Provided data start

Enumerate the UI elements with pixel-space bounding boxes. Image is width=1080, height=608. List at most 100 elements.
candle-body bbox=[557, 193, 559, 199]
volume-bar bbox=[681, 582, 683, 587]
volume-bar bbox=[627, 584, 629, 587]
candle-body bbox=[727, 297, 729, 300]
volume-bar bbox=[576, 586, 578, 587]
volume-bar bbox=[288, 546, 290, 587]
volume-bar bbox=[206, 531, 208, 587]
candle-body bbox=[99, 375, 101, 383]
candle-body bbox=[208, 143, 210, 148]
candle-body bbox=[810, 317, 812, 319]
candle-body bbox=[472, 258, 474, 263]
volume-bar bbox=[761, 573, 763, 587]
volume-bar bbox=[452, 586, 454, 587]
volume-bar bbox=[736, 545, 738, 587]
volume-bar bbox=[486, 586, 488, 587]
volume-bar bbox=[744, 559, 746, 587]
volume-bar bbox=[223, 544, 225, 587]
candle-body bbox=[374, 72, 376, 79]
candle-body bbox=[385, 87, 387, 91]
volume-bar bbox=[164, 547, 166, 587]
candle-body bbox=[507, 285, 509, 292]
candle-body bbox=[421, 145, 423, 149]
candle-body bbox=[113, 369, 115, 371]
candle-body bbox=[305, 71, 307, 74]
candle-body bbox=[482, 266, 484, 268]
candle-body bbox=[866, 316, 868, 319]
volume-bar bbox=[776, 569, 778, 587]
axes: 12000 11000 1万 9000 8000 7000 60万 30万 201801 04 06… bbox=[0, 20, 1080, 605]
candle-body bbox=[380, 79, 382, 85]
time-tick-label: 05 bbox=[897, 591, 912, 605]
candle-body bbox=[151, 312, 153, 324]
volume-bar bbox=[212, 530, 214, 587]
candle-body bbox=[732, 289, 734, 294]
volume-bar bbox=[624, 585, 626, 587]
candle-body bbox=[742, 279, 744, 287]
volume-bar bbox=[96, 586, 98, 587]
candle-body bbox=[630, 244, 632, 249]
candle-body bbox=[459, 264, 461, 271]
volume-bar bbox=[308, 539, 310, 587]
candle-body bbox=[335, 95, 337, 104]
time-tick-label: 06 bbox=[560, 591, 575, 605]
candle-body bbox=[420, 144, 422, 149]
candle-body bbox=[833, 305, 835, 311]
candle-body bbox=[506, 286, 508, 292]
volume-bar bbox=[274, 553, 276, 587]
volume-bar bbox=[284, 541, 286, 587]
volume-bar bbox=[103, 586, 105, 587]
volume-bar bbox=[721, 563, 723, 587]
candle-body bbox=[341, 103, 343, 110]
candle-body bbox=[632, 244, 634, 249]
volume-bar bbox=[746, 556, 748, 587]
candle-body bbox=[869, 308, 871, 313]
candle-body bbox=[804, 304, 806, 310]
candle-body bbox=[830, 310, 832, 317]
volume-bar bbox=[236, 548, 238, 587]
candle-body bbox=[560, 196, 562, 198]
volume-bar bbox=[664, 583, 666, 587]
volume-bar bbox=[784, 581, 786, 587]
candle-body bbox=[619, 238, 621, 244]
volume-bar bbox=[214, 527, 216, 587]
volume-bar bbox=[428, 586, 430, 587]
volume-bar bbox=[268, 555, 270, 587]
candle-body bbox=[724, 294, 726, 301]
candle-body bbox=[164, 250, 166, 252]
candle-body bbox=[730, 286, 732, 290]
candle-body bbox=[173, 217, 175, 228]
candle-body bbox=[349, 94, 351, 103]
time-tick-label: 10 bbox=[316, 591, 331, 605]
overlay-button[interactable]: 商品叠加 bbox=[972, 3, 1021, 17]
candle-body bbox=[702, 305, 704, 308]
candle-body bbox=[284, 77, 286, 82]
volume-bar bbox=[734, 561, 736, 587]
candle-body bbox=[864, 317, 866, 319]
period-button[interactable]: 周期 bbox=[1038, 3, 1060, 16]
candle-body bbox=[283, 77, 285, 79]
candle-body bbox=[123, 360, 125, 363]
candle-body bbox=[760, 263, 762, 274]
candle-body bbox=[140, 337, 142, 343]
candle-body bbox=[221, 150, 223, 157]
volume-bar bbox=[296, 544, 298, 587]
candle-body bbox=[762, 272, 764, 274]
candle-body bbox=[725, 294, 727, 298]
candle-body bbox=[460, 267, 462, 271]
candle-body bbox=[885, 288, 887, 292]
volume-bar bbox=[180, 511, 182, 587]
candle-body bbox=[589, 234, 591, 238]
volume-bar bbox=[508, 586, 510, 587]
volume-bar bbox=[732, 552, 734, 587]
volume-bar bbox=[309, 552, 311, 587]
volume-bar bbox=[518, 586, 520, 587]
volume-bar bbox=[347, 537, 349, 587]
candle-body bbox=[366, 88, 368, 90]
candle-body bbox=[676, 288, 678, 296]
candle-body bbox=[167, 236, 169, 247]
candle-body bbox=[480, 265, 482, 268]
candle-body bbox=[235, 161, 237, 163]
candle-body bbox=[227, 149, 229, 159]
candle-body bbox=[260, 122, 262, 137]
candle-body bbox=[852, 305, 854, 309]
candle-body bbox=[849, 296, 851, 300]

Provided data end

§ **Set task**: Give every line of the entries above as a Markdown table with two columns, Row and Line, numbering each row and leaving out blank lines.

§ **Result of the task**:
| Row | Line |
|---|---|
| 1 | Enumerate the UI elements with pixel-space bounding boxes. Image is width=1080, height=608. List at most 100 elements. |
| 2 | candle-body bbox=[557, 193, 559, 199] |
| 3 | volume-bar bbox=[681, 582, 683, 587] |
| 4 | volume-bar bbox=[627, 584, 629, 587] |
| 5 | candle-body bbox=[727, 297, 729, 300] |
| 6 | volume-bar bbox=[576, 586, 578, 587] |
| 7 | volume-bar bbox=[288, 546, 290, 587] |
| 8 | volume-bar bbox=[206, 531, 208, 587] |
| 9 | candle-body bbox=[99, 375, 101, 383] |
| 10 | candle-body bbox=[208, 143, 210, 148] |
| 11 | candle-body bbox=[810, 317, 812, 319] |
| 12 | candle-body bbox=[472, 258, 474, 263] |
| 13 | volume-bar bbox=[761, 573, 763, 587] |
| 14 | volume-bar bbox=[452, 586, 454, 587] |
| 15 | volume-bar bbox=[736, 545, 738, 587] |
| 16 | volume-bar bbox=[486, 586, 488, 587] |
| 17 | volume-bar bbox=[744, 559, 746, 587] |
| 18 | volume-bar bbox=[223, 544, 225, 587] |
| 19 | candle-body bbox=[374, 72, 376, 79] |
| 20 | candle-body bbox=[385, 87, 387, 91] |
| 21 | volume-bar bbox=[164, 547, 166, 587] |
| 22 | candle-body bbox=[507, 285, 509, 292] |
| 23 | candle-body bbox=[421, 145, 423, 149] |
| 24 | candle-body bbox=[113, 369, 115, 371] |
| 25 | candle-body bbox=[305, 71, 307, 74] |
| 26 | candle-body bbox=[482, 266, 484, 268] |
| 27 | candle-body bbox=[866, 316, 868, 319] |
| 28 | volume-bar bbox=[776, 569, 778, 587] |
| 29 | axes: 12000 11000 1万 9000 8000 7000 60万 30万 201801 04 06… bbox=[0, 20, 1080, 605] |
| 30 | candle-body bbox=[380, 79, 382, 85] |
| 31 | time-tick-label: 05 bbox=[897, 591, 912, 605] |
| 32 | candle-body bbox=[151, 312, 153, 324] |
| 33 | volume-bar bbox=[212, 530, 214, 587] |
| 34 | candle-body bbox=[732, 289, 734, 294] |
| 35 | volume-bar bbox=[624, 585, 626, 587] |
| 36 | candle-body bbox=[742, 279, 744, 287] |
| 37 | volume-bar bbox=[96, 586, 98, 587] |
| 38 | candle-body bbox=[630, 244, 632, 249] |
| 39 | candle-body bbox=[459, 264, 461, 271] |
| 40 | volume-bar bbox=[308, 539, 310, 587] |
| 41 | candle-body bbox=[335, 95, 337, 104] |
| 42 | time-tick-label: 06 bbox=[560, 591, 575, 605] |
| 43 | candle-body bbox=[420, 144, 422, 149] |
| 44 | candle-body bbox=[833, 305, 835, 311] |
| 45 | candle-body bbox=[506, 286, 508, 292] |
| 46 | volume-bar bbox=[274, 553, 276, 587] |
| 47 | volume-bar bbox=[284, 541, 286, 587] |
| 48 | volume-bar bbox=[103, 586, 105, 587] |
| 49 | volume-bar bbox=[721, 563, 723, 587] |
| 50 | candle-body bbox=[341, 103, 343, 110] |
| 51 | candle-body bbox=[632, 244, 634, 249] |
| 52 | volume-bar bbox=[746, 556, 748, 587] |
| 53 | candle-body bbox=[869, 308, 871, 313] |
| 54 | candle-body bbox=[804, 304, 806, 310] |
| 55 | candle-body bbox=[830, 310, 832, 317] |
| 56 | volume-bar bbox=[236, 548, 238, 587] |
| 57 | candle-body bbox=[560, 196, 562, 198] |
| 58 | volume-bar bbox=[664, 583, 666, 587] |
| 59 | volume-bar bbox=[784, 581, 786, 587] |
| 60 | candle-body bbox=[619, 238, 621, 244] |
| 61 | volume-bar bbox=[214, 527, 216, 587] |
| 62 | volume-bar bbox=[428, 586, 430, 587] |
| 63 | volume-bar bbox=[268, 555, 270, 587] |
| 64 | candle-body bbox=[724, 294, 726, 301] |
| 65 | candle-body bbox=[164, 250, 166, 252] |
| 66 | candle-body bbox=[730, 286, 732, 290] |
| 67 | candle-body bbox=[173, 217, 175, 228] |
| 68 | candle-body bbox=[349, 94, 351, 103] |
| 69 | time-tick-label: 10 bbox=[316, 591, 331, 605] |
| 70 | overlay-button[interactable]: 商品叠加 bbox=[972, 3, 1021, 17] |
| 71 | candle-body bbox=[702, 305, 704, 308] |
| 72 | candle-body bbox=[284, 77, 286, 82] |
| 73 | volume-bar bbox=[734, 561, 736, 587] |
| 74 | candle-body bbox=[864, 317, 866, 319] |
| 75 | period-button[interactable]: 周期 bbox=[1038, 3, 1060, 16] |
| 76 | candle-body bbox=[283, 77, 285, 79] |
| 77 | candle-body bbox=[123, 360, 125, 363] |
| 78 | candle-body bbox=[760, 263, 762, 274] |
| 79 | candle-body bbox=[140, 337, 142, 343] |
| 80 | candle-body bbox=[221, 150, 223, 157] |
| 81 | volume-bar bbox=[296, 544, 298, 587] |
| 82 | candle-body bbox=[762, 272, 764, 274] |
| 83 | candle-body bbox=[725, 294, 727, 298] |
| 84 | candle-body bbox=[460, 267, 462, 271] |
| 85 | candle-body bbox=[885, 288, 887, 292] |
| 86 | volume-bar bbox=[180, 511, 182, 587] |
| 87 | candle-body bbox=[589, 234, 591, 238] |
| 88 | volume-bar bbox=[508, 586, 510, 587] |
| 89 | volume-bar bbox=[732, 552, 734, 587] |
| 90 | volume-bar bbox=[309, 552, 311, 587] |
| 91 | volume-bar bbox=[518, 586, 520, 587] |
| 92 | volume-bar bbox=[347, 537, 349, 587] |
| 93 | candle-body bbox=[366, 88, 368, 90] |
| 94 | candle-body bbox=[676, 288, 678, 296] |
| 95 | candle-body bbox=[167, 236, 169, 247] |
| 96 | candle-body bbox=[480, 265, 482, 268] |
| 97 | candle-body bbox=[235, 161, 237, 163] |
| 98 | candle-body bbox=[227, 149, 229, 159] |
| 99 | candle-body bbox=[260, 122, 262, 137] |
| 100 | candle-body bbox=[852, 305, 854, 309] |
| 101 | candle-body bbox=[849, 296, 851, 300] |